Passage to read:
..........

Ellen Axson Wilson to Jessie Woodrow Wilson Sayre




Ellen Axson Wilson tells Jessie Wilson Sayre about home renovations and going to the theater with her husband.


Seeley G. Mudd Manuscript Library, Princeton University




My darling Jessie

I have,—much against my will,—been a very poor correspondent so far this fall; but I am going to do better from now on, for I think the great work of the season is finally over. May finished her work last night and left this morning “forever,”—as you girls say! She is to be married on the 14th of next month.Miss Williams also left this afternoon. She came last Saturday and has had me posing for her all the week whenever it was possible. She has almost painted the picture over, and it is immensely improved. We all think it fine now.

..........

Stored records:
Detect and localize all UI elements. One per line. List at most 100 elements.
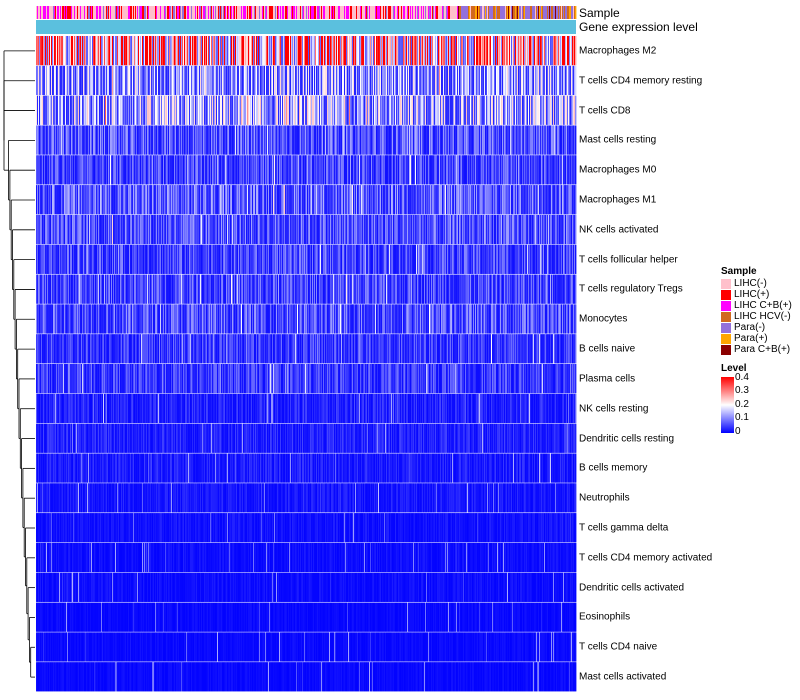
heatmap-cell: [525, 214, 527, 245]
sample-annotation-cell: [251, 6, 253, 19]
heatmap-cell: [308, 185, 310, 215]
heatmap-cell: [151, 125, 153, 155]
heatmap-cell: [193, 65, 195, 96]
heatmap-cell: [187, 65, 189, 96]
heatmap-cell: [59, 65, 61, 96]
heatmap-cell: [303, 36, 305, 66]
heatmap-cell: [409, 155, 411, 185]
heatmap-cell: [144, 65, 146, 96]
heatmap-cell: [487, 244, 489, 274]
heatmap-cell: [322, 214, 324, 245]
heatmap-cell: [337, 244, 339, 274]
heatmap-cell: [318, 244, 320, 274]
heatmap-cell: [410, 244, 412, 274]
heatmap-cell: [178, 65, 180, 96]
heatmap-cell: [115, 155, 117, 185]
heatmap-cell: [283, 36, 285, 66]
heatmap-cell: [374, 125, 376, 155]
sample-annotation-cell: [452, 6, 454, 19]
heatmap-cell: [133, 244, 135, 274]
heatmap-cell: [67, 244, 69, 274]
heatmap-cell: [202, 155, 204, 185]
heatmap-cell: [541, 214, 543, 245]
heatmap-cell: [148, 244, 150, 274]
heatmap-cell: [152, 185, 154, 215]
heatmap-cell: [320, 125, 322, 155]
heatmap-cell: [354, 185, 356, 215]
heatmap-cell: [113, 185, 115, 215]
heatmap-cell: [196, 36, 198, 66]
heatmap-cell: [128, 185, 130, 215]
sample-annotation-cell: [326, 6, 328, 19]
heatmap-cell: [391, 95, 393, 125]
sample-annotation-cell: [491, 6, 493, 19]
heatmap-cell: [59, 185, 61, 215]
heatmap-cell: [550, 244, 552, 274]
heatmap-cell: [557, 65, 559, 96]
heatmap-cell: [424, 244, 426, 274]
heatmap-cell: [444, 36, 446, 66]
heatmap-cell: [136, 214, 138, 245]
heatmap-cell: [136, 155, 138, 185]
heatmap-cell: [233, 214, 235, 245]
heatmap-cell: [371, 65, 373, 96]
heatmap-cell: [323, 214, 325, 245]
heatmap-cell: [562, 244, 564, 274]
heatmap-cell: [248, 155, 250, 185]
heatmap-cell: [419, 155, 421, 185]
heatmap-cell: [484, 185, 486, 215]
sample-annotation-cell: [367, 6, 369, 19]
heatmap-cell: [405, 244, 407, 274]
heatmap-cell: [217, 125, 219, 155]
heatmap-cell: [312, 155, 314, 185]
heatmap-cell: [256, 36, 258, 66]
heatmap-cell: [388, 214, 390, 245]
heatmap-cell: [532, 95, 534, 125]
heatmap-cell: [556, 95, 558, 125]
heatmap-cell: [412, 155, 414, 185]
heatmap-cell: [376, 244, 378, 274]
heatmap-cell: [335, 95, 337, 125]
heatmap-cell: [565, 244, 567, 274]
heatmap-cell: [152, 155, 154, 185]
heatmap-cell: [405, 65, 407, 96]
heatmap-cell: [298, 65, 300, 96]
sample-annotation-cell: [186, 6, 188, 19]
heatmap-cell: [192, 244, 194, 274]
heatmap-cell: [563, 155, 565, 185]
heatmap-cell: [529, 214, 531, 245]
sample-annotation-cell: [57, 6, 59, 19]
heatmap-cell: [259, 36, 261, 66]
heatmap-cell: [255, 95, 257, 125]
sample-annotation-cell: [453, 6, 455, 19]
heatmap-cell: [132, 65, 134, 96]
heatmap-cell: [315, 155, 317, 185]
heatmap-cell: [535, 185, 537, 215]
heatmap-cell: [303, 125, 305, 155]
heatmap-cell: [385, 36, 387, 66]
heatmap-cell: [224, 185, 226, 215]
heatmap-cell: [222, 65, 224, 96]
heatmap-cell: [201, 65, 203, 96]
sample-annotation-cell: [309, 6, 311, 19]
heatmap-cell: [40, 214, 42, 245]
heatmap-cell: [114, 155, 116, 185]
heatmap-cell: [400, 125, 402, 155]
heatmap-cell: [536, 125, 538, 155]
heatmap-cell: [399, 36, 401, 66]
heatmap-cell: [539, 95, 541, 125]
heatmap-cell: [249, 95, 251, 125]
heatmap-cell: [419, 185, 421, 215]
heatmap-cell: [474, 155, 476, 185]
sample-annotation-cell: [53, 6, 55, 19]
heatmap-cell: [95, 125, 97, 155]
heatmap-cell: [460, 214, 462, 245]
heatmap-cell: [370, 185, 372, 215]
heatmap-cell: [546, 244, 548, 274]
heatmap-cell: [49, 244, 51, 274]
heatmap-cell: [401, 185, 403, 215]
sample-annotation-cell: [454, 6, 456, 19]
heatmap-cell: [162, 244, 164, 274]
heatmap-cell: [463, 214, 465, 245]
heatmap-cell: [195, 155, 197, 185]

..........

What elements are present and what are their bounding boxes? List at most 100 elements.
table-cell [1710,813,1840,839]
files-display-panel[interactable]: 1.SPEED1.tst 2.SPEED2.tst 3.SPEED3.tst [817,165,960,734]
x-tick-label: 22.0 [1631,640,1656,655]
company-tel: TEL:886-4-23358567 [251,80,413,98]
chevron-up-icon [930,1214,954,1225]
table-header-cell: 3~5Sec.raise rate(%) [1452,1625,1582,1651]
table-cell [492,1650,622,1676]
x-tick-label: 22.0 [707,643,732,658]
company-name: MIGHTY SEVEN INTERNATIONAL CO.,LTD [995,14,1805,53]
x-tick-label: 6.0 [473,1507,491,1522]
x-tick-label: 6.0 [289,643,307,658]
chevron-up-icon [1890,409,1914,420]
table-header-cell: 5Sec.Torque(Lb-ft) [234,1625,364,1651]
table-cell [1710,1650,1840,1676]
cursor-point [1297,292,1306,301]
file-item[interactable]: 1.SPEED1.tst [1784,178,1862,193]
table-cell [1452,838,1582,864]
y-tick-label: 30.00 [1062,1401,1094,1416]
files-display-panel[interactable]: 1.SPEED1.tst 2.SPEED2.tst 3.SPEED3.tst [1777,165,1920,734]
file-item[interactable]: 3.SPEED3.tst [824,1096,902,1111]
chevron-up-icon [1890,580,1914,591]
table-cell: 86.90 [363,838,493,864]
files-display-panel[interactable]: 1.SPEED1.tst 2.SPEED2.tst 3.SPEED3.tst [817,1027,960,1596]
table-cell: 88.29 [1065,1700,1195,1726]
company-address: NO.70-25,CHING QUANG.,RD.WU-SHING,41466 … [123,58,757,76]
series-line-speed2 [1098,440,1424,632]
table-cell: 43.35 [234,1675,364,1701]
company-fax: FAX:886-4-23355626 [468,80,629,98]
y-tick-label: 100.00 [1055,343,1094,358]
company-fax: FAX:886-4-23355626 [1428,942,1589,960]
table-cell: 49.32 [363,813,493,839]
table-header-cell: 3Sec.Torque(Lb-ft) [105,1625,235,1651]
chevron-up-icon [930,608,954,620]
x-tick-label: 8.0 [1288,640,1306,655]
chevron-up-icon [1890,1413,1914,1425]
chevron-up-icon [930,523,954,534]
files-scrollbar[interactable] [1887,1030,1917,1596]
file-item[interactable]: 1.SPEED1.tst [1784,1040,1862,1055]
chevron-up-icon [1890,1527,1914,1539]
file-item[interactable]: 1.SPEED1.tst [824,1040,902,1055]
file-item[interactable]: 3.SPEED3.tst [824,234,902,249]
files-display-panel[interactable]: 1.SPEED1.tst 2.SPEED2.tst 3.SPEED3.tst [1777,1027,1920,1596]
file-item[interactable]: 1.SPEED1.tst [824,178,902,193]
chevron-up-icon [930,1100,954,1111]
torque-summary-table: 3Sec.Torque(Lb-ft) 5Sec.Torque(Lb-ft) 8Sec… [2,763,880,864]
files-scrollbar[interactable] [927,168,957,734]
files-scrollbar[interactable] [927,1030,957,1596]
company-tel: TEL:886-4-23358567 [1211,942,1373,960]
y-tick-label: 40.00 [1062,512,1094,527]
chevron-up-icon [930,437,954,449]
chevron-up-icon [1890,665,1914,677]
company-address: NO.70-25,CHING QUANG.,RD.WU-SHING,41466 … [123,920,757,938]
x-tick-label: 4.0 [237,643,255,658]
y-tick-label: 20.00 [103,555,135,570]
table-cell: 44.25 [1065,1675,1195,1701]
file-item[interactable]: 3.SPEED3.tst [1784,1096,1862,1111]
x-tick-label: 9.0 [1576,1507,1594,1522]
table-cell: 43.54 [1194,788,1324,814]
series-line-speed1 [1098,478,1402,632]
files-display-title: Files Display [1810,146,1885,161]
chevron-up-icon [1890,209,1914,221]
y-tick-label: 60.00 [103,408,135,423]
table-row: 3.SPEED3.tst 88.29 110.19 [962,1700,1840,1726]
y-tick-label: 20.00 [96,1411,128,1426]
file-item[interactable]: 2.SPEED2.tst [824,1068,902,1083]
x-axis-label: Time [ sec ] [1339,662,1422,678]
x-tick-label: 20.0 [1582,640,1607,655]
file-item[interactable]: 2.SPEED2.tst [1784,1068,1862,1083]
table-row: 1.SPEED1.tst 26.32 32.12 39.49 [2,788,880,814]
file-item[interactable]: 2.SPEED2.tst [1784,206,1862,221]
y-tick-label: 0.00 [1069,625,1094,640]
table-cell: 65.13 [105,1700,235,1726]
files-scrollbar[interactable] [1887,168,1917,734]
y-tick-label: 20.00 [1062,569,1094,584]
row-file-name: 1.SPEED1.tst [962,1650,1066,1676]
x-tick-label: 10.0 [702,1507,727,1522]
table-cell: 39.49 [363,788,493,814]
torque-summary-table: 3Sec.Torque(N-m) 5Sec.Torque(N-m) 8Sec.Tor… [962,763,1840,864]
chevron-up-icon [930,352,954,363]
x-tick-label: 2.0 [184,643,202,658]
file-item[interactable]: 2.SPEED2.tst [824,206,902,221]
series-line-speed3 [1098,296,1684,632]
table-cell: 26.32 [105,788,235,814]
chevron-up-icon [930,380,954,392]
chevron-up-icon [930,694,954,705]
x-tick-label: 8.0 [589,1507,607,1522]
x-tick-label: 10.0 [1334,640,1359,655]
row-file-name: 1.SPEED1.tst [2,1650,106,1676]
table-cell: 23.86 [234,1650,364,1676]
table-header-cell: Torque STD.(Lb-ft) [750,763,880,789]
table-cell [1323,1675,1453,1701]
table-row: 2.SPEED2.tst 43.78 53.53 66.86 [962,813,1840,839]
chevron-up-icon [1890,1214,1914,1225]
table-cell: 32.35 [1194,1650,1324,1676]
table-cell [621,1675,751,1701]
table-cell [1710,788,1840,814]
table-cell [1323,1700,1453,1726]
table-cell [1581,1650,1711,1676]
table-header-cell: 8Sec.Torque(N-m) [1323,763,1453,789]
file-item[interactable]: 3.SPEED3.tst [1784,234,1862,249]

..........

Task requirements:
1. According to the letter, on what date is May to be married?
2. Copy out the passage of the letter starting at "My darling Jessie" and ending at "it fine now.".
3. Summarize the letter in two sentences.

Responses by task:
1. On the 14th of next month.

2.
My darling Jessie

I have,—much against my will,—been a very poor correspondent so far this fall; but I am going to do better from now on, for I think the great work of the season is finally over. May finished her work last night and left this morning “forever,”—as you girls say! She is to be married on the 14th of next month.Miss Williams also left this afternoon. She came last Saturday and has had me posing for her all the week whenever it was possible. She has almost painted the picture over, and it is immensely improved. We all think it fine now.

3. Ellen Axson Wilson tells Jessie that she has been a poor correspondent this fall but will do better now that she thinks the great work of the season is over. May has left for good and is to be married on the 14th of next month, and Miss Williams has also left after having her pose all week and almost painting the picture over, greatly improving it.